## BRIEF
Count up the lines in the following listing that hold the word "Murcia", then give only that count.

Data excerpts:
______________________________
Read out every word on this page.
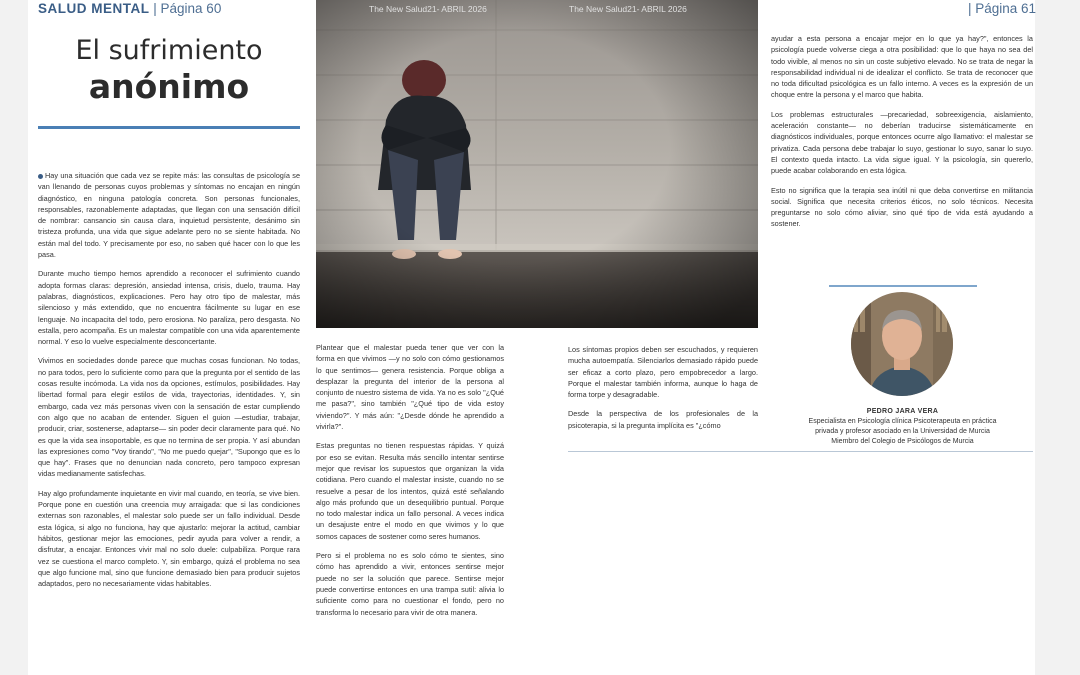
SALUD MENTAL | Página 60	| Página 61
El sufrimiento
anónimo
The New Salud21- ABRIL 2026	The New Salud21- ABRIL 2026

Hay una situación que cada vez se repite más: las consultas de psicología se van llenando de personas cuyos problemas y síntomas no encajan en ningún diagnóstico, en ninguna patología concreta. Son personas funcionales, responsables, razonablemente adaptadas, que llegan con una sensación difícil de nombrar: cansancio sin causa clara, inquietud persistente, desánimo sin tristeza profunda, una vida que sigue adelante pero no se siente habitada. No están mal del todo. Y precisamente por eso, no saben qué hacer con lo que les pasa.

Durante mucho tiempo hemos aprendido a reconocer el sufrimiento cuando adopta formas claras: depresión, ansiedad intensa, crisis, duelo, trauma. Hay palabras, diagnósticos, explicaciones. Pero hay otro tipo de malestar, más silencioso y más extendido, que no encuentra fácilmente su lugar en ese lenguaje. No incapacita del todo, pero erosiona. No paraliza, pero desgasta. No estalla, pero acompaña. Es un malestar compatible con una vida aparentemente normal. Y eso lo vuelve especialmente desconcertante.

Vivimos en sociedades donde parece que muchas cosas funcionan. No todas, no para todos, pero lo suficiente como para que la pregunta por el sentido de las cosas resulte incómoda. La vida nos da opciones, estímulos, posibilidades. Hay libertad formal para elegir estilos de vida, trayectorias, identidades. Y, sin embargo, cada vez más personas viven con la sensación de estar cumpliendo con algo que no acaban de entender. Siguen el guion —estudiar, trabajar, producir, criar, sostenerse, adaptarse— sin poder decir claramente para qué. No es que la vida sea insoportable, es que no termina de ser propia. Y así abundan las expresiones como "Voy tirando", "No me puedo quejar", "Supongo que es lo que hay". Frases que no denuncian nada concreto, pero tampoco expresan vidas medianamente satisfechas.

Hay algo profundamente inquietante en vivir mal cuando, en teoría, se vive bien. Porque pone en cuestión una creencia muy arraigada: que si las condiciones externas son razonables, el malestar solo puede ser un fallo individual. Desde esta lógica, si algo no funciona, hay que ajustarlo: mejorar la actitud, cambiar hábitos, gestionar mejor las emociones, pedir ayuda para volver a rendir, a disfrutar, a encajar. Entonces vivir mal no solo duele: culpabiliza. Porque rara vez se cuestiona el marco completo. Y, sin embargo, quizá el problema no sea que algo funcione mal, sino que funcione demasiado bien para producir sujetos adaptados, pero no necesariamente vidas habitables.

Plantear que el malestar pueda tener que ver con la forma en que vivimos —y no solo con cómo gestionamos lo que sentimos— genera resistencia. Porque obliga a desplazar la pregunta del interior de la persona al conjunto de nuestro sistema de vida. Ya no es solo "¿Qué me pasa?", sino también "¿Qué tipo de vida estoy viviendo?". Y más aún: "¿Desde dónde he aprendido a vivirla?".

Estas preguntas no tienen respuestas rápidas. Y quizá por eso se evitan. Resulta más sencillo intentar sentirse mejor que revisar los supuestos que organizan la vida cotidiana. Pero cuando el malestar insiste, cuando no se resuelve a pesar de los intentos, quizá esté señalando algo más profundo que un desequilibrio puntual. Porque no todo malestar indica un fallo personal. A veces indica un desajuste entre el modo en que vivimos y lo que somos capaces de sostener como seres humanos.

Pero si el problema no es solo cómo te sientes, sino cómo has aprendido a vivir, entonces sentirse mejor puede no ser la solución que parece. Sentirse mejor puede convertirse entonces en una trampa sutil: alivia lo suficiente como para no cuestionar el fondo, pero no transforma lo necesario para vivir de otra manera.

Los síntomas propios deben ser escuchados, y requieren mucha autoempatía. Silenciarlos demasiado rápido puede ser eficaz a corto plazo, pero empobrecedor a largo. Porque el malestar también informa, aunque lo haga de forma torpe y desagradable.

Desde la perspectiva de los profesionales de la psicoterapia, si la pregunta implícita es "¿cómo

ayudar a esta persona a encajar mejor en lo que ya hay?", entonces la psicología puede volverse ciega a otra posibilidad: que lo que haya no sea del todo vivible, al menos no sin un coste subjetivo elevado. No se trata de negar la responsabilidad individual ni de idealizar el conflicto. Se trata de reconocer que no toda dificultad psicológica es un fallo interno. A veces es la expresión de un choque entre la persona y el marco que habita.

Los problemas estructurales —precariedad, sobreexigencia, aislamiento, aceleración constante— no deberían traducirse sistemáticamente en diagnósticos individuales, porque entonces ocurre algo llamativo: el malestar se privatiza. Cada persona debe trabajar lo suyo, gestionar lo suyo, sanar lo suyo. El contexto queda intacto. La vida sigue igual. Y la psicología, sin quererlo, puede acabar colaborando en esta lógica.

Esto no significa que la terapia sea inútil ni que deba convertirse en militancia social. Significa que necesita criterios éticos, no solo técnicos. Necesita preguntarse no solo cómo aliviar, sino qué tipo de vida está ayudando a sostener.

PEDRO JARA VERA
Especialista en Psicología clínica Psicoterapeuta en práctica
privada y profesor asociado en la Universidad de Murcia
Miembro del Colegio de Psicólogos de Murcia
______________________________
## FINAL RESULT
2